## Start Entries
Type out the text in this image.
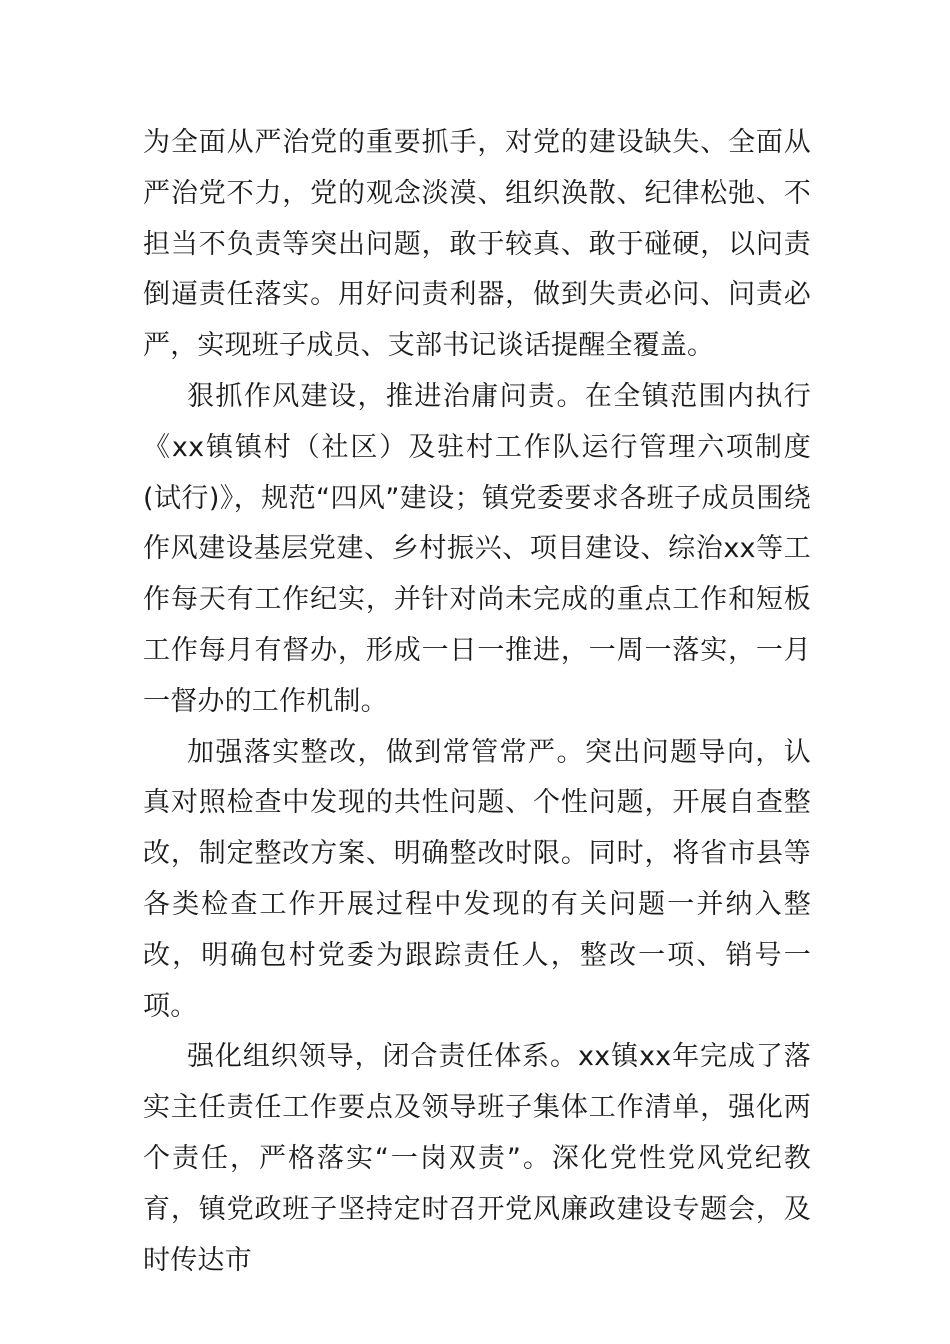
为全面从严治党的重要抓手，对党的建设缺失、全面从严治党不力，党的观念淡漠、组织涣散、纪律松弛、不担当不负责等突出问题，敢于较真、敢于碰硬，以问责倒逼责任落实。用好问责利器，做到失责必问、问责必严，实现班子成员、支部书记谈话提醒全覆盖。

狠抓作风建设，推进治庸问责。在全镇范围内执行《xx镇镇村（社区）及驻村工作队运行管理六项制度(试行)》，规范“四风”建设；镇党委要求各班子成员围绕作风建设基层党建、乡村振兴、项目建设、综治xx等工作每天有工作纪实，并针对尚未完成的重点工作和短板工作每月有督办，形成一日一推进，一周一落实，一月一督办的工作机制。

加强落实整改，做到常管常严。突出问题导向，认真对照检查中发现的共性问题、个性问题，开展自查整改，制定整改方案、明确整改时限。同时，将省市县等各类检查工作开展过程中发现的有关问题一并纳入整改，明确包村党委为跟踪责任人，整改一项、销号一项。

强化组织领导，闭合责任体系。xx镇xx年完成了落实主任责任工作要点及领导班子集体工作清单，强化两个责任，严格落实“一岗双责”。深化党性党风党纪教育，镇党政班子坚持定时召开党风廉政建设专题会，及时传达市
## End Entries
### Short exercise
Retype each line of the listing above word for word. Exclude the pictures.

### In response
Type out the text in this image.
为全面从严治党的重要抓手，对党的建设缺失、全面从严治党不力，党的观念淡漠、组织涣散、纪律松弛、不担当不负责等突出问题，敢于较真、敢于碰硬，以问责倒逼责任落实。用好问责利器，做到失责必问、问责必严，实现班子成员、支部书记谈话提醒全覆盖。

狠抓作风建设，推进治庸问责。在全镇范围内执行《xx镇镇村（社区）及驻村工作队运行管理六项制度(试行)》，规范“四风”建设；镇党委要求各班子成员围绕作风建设基层党建、乡村振兴、项目建设、综治xx等工作每天有工作纪实，并针对尚未完成的重点工作和短板工作每月有督办，形成一日一推进，一周一落实，一月一督办的工作机制。

加强落实整改，做到常管常严。突出问题导向，认真对照检查中发现的共性问题、个性问题，开展自查整改，制定整改方案、明确整改时限。同时，将省市县等各类检查工作开展过程中发现的有关问题一并纳入整改，明确包村党委为跟踪责任人，整改一项、销号一项。

强化组织领导，闭合责任体系。xx镇xx年完成了落实主任责任工作要点及领导班子集体工作清单，强化两个责任，严格落实“一岗双责”。深化党性党风党纪教育，镇党政班子坚持定时召开党风廉政建设专题会，及时传达市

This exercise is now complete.